- OBJECTIVE:
Transcribe the listing in full, excluding any pictures.

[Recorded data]

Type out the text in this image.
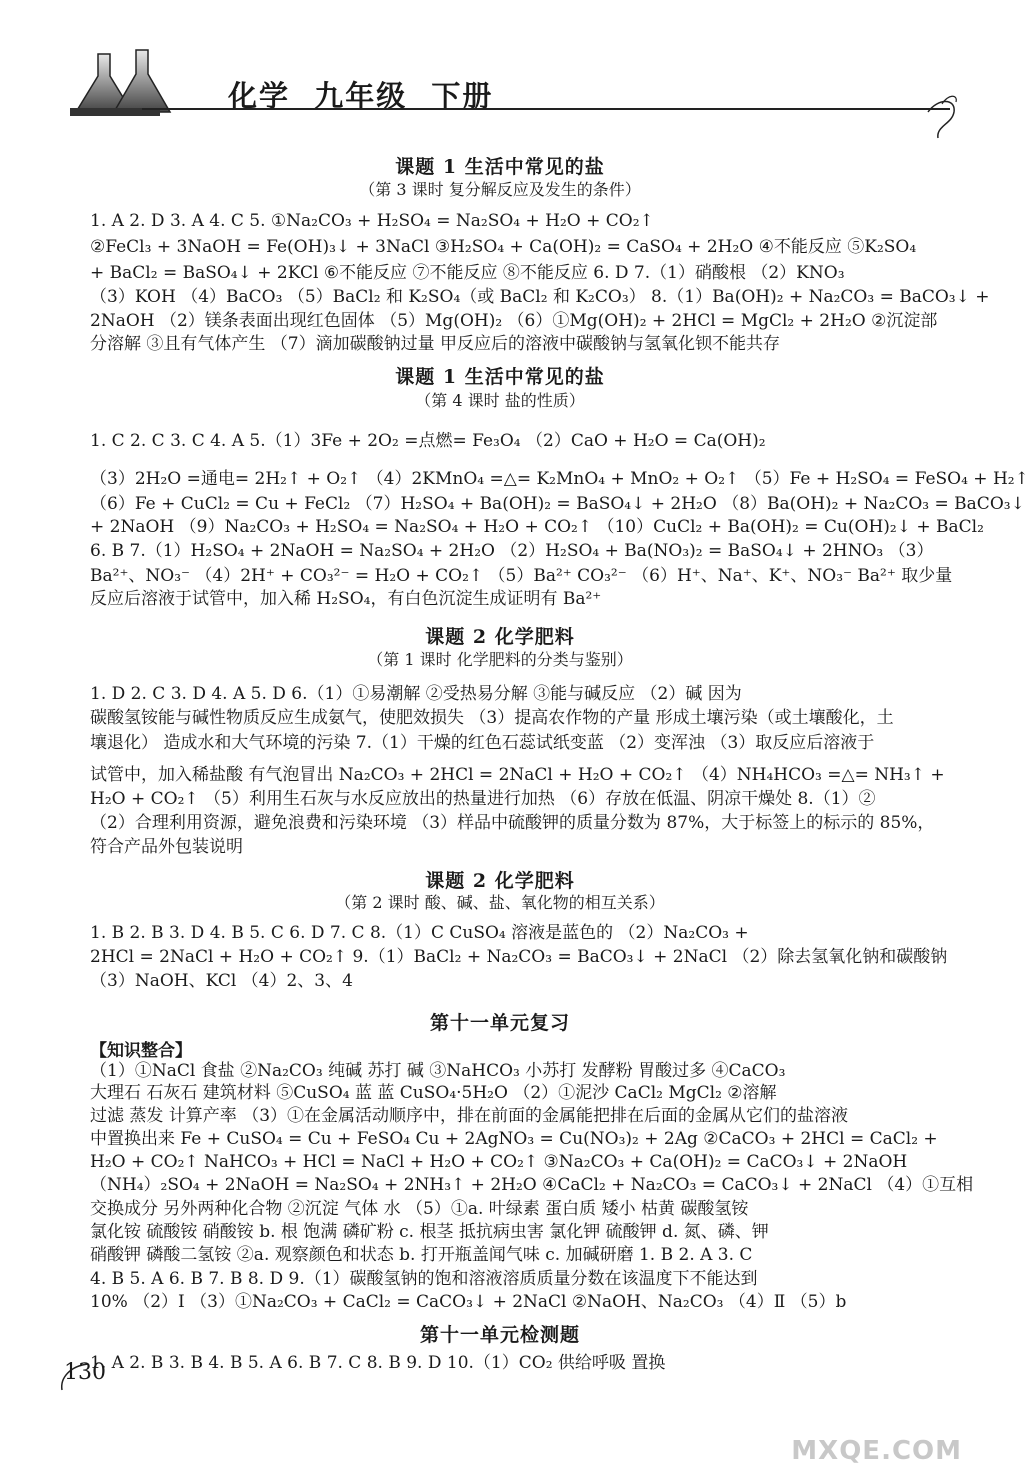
化学  九年级  下册
课题 1 生活中常见的盐
（第 3 课时 复分解反应及发生的条件）
1. A 2. D 3. A 4. C 5. ①Na₂CO₃ + H₂SO₄ = Na₂SO₄ + H₂O + CO₂↑
②FeCl₃ + 3NaOH = Fe(OH)₃↓ + 3NaCl ③H₂SO₄ + Ca(OH)₂ = CaSO₄ + 2H₂O ④不能反应 ⑤K₂SO₄
+ BaCl₂ = BaSO₄↓ + 2KCl ⑥不能反应 ⑦不能反应 ⑧不能反应 6. D 7.（1）硝酸根 （2）KNO₃
（3）KOH （4）BaCO₃ （5）BaCl₂ 和 K₂SO₄（或 BaCl₂ 和 K₂CO₃） 8.（1）Ba(OH)₂ + Na₂CO₃ = BaCO₃↓ +
2NaOH （2）镁条表面出现红色固体 （5）Mg(OH)₂ （6）①Mg(OH)₂ + 2HCl = MgCl₂ + 2H₂O ②沉淀部
分溶解 ③且有气体产生 （7）滴加碳酸钠过量 甲反应后的溶液中碳酸钠与氢氧化钡不能共存
课题 1 生活中常见的盐
（第 4 课时 盐的性质）
1. C 2. C 3. C 4. A 5.（1）3Fe + 2O₂ =点燃= Fe₃O₄ （2）CaO + H₂O = Ca(OH)₂
（3）2H₂O =通电= 2H₂↑ + O₂↑ （4）2KMnO₄ =△= K₂MnO₄ + MnO₂ + O₂↑ （5）Fe + H₂SO₄ = FeSO₄ + H₂↑
（6）Fe + CuCl₂ = Cu + FeCl₂ （7）H₂SO₄ + Ba(OH)₂ = BaSO₄↓ + 2H₂O （8）Ba(OH)₂ + Na₂CO₃ = BaCO₃↓
+ 2NaOH （9）Na₂CO₃ + H₂SO₄ = Na₂SO₄ + H₂O + CO₂↑ （10）CuCl₂ + Ba(OH)₂ = Cu(OH)₂↓ + BaCl₂
6. B 7.（1）H₂SO₄ + 2NaOH = Na₂SO₄ + 2H₂O （2）H₂SO₄ + Ba(NO₃)₂ = BaSO₄↓ + 2HNO₃ （3）
Ba²⁺、NO₃⁻ （4）2H⁺ + CO₃²⁻ = H₂O + CO₂↑ （5）Ba²⁺ CO₃²⁻ （6）H⁺、Na⁺、K⁺、NO₃⁻ Ba²⁺ 取少量
反应后溶液于试管中，加入稀 H₂SO₄，有白色沉淀生成证明有 Ba²⁺
课题 2 化学肥料
（第 1 课时 化学肥料的分类与鉴别）
1. D 2. C 3. D 4. A 5. D 6.（1）①易潮解 ②受热易分解 ③能与碱反应 （2）碱 因为
碳酸氢铵能与碱性物质反应生成氨气，使肥效损失 （3）提高农作物的产量 形成土壤污染（或土壤酸化，土
壤退化） 造成水和大气环境的污染 7.（1）干燥的红色石蕊试纸变蓝 （2）变浑浊 （3）取反应后溶液于
试管中，加入稀盐酸 有气泡冒出 Na₂CO₃ + 2HCl = 2NaCl + H₂O + CO₂↑ （4）NH₄HCO₃ =△= NH₃↑ +
H₂O + CO₂↑ （5）利用生石灰与水反应放出的热量进行加热 （6）存放在低温、阴凉干燥处 8.（1）②
（2）合理利用资源，避免浪费和污染环境 （3）样品中硫酸钾的质量分数为 87%，大于标签上的标示的 85%，
符合产品外包装说明
课题 2 化学肥料
（第 2 课时 酸、碱、盐、氧化物的相互关系）
1. B 2. B 3. D 4. B 5. C 6. D 7. C 8.（1）C CuSO₄ 溶液是蓝色的 （2）Na₂CO₃ +
2HCl = 2NaCl + H₂O + CO₂↑ 9.（1）BaCl₂ + Na₂CO₃ = BaCO₃↓ + 2NaCl （2）除去氢氧化钠和碳酸钠
（3）NaOH、KCl （4）2、3、4
第十一单元复习
【知识整合】
（1）①NaCl 食盐 ②Na₂CO₃ 纯碱 苏打 碱 ③NaHCO₃ 小苏打 发酵粉 胃酸过多 ④CaCO₃
大理石 石灰石 建筑材料 ⑤CuSO₄ 蓝 蓝 CuSO₄·5H₂O （2）①泥沙 CaCl₂ MgCl₂ ②溶解
过滤 蒸发 计算产率 （3）①在金属活动顺序中，排在前面的金属能把排在后面的金属从它们的盐溶液
中置换出来 Fe + CuSO₄ = Cu + FeSO₄ Cu + 2AgNO₃ = Cu(NO₃)₂ + 2Ag ②CaCO₃ + 2HCl = CaCl₂ +
H₂O + CO₂↑ NaHCO₃ + HCl = NaCl + H₂O + CO₂↑ ③Na₂CO₃ + Ca(OH)₂ = CaCO₃↓ + 2NaOH
（NH₄）₂SO₄ + 2NaOH = Na₂SO₄ + 2NH₃↑ + 2H₂O ④CaCl₂ + Na₂CO₃ = CaCO₃↓ + 2NaCl （4）①互相
交换成分 另外两种化合物 ②沉淀 气体 水 （5）①a. 叶绿素 蛋白质 矮小 枯黄 碳酸氢铵
氯化铵 硫酸铵 硝酸铵 b. 根 饱满 磷矿粉 c. 根茎 抵抗病虫害 氯化钾 硫酸钾 d. 氮、磷、钾
硝酸钾 磷酸二氢铵 ②a. 观察颜色和状态 b. 打开瓶盖闻气味 c. 加碱研磨 1. B 2. A 3. C
4. B 5. A 6. B 7. B 8. D 9.（1）碳酸氢钠的饱和溶液溶质质量分数在该温度下不能达到
10% （2）Ⅰ （3）①Na₂CO₃ + CaCl₂ = CaCO₃↓ + 2NaCl ②NaOH、Na₂CO₃ （4）Ⅱ （5）b
第十一单元检测题
1. A 2. B 3. B 4. B 5. A 6. B 7. C 8. B 9. D 10.（1）CO₂ 供给呼吸 置换
130
MXQE.COM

- IN RESPONSE:
Type out the text in this image.
化学  九年级  下册
课题 1 生活中常见的盐
（第 3 课时 复分解反应及发生的条件）
1. A 2. D 3. A 4. C 5. ①Na₂CO₃ + H₂SO₄ = Na₂SO₄ + H₂O + CO₂↑
②FeCl₃ + 3NaOH = Fe(OH)₃↓ + 3NaCl ③H₂SO₄ + Ca(OH)₂ = CaSO₄ + 2H₂O ④不能反应 ⑤K₂SO₄
+ BaCl₂ = BaSO₄↓ + 2KCl ⑥不能反应 ⑦不能反应 ⑧不能反应 6. D 7.（1）硝酸根 （2）KNO₃
（3）KOH （4）BaCO₃ （5）BaCl₂ 和 K₂SO₄（或 BaCl₂ 和 K₂CO₃） 8.（1）Ba(OH)₂ + Na₂CO₃ = BaCO₃↓ +
2NaOH （2）镁条表面出现红色固体 （5）Mg(OH)₂ （6）①Mg(OH)₂ + 2HCl = MgCl₂ + 2H₂O ②沉淀部
分溶解 ③且有气体产生 （7）滴加碳酸钠过量 甲反应后的溶液中碳酸钠与氢氧化钡不能共存
课题 1 生活中常见的盐
（第 4 课时 盐的性质）
1. C 2. C 3. C 4. A 5.（1）3Fe + 2O₂ =点燃= Fe₃O₄ （2）CaO + H₂O = Ca(OH)₂
（3）2H₂O =通电= 2H₂↑ + O₂↑ （4）2KMnO₄ =△= K₂MnO₄ + MnO₂ + O₂↑ （5）Fe + H₂SO₄ = FeSO₄ + H₂↑
（6）Fe + CuCl₂ = Cu + FeCl₂ （7）H₂SO₄ + Ba(OH)₂ = BaSO₄↓ + 2H₂O （8）Ba(OH)₂ + Na₂CO₃ = BaCO₃↓
+ 2NaOH （9）Na₂CO₃ + H₂SO₄ = Na₂SO₄ + H₂O + CO₂↑ （10）CuCl₂ + Ba(OH)₂ = Cu(OH)₂↓ + BaCl₂
6. B 7.（1）H₂SO₄ + 2NaOH = Na₂SO₄ + 2H₂O （2）H₂SO₄ + Ba(NO₃)₂ = BaSO₄↓ + 2HNO₃ （3）
Ba²⁺、NO₃⁻ （4）2H⁺ + CO₃²⁻ = H₂O + CO₂↑ （5）Ba²⁺ CO₃²⁻ （6）H⁺、Na⁺、K⁺、NO₃⁻ Ba²⁺ 取少量
反应后溶液于试管中，加入稀 H₂SO₄，有白色沉淀生成证明有 Ba²⁺
课题 2 化学肥料
（第 1 课时 化学肥料的分类与鉴别）
1. D 2. C 3. D 4. A 5. D 6.（1）①易潮解 ②受热易分解 ③能与碱反应 （2）碱 因为
碳酸氢铵能与碱性物质反应生成氨气，使肥效损失 （3）提高农作物的产量 形成土壤污染（或土壤酸化，土
壤退化） 造成水和大气环境的污染 7.（1）干燥的红色石蕊试纸变蓝 （2）变浑浊 （3）取反应后溶液于
试管中，加入稀盐酸 有气泡冒出 Na₂CO₃ + 2HCl = 2NaCl + H₂O + CO₂↑ （4）NH₄HCO₃ =△= NH₃↑ +
H₂O + CO₂↑ （5）利用生石灰与水反应放出的热量进行加热 （6）存放在低温、阴凉干燥处 8.（1）②
（2）合理利用资源，避免浪费和污染环境 （3）样品中硫酸钾的质量分数为 87%，大于标签上的标示的 85%，
符合产品外包装说明
课题 2 化学肥料
（第 2 课时 酸、碱、盐、氧化物的相互关系）
1. B 2. B 3. D 4. B 5. C 6. D 7. C 8.（1）C CuSO₄ 溶液是蓝色的 （2）Na₂CO₃ +
2HCl = 2NaCl + H₂O + CO₂↑ 9.（1）BaCl₂ + Na₂CO₃ = BaCO₃↓ + 2NaCl （2）除去氢氧化钠和碳酸钠
（3）NaOH、KCl （4）2、3、4
第十一单元复习
【知识整合】
（1）①NaCl 食盐 ②Na₂CO₃ 纯碱 苏打 碱 ③NaHCO₃ 小苏打 发酵粉 胃酸过多 ④CaCO₃
大理石 石灰石 建筑材料 ⑤CuSO₄ 蓝 蓝 CuSO₄·5H₂O （2）①泥沙 CaCl₂ MgCl₂ ②溶解
过滤 蒸发 计算产率 （3）①在金属活动顺序中，排在前面的金属能把排在后面的金属从它们的盐溶液
中置换出来 Fe + CuSO₄ = Cu + FeSO₄ Cu + 2AgNO₃ = Cu(NO₃)₂ + 2Ag ②CaCO₃ + 2HCl = CaCl₂ +
H₂O + CO₂↑ NaHCO₃ + HCl = NaCl + H₂O + CO₂↑ ③Na₂CO₃ + Ca(OH)₂ = CaCO₃↓ + 2NaOH
（NH₄）₂SO₄ + 2NaOH = Na₂SO₄ + 2NH₃↑ + 2H₂O ④CaCl₂ + Na₂CO₃ = CaCO₃↓ + 2NaCl （4）①互相
交换成分 另外两种化合物 ②沉淀 气体 水 （5）①a. 叶绿素 蛋白质 矮小 枯黄 碳酸氢铵
氯化铵 硫酸铵 硝酸铵 b. 根 饱满 磷矿粉 c. 根茎 抵抗病虫害 氯化钾 硫酸钾 d. 氮、磷、钾
硝酸钾 磷酸二氢铵 ②a. 观察颜色和状态 b. 打开瓶盖闻气味 c. 加碱研磨 1. B 2. A 3. C
4. B 5. A 6. B 7. B 8. D 9.（1）碳酸氢钠的饱和溶液溶质质量分数在该温度下不能达到
10% （2）Ⅰ （3）①Na₂CO₃ + CaCl₂ = CaCO₃↓ + 2NaCl ②NaOH、Na₂CO₃ （4）Ⅱ （5）b
第十一单元检测题
1. A 2. B 3. B 4. B 5. A 6. B 7. C 8. B 9. D 10.（1）CO₂ 供给呼吸 置换
130
MXQE.COM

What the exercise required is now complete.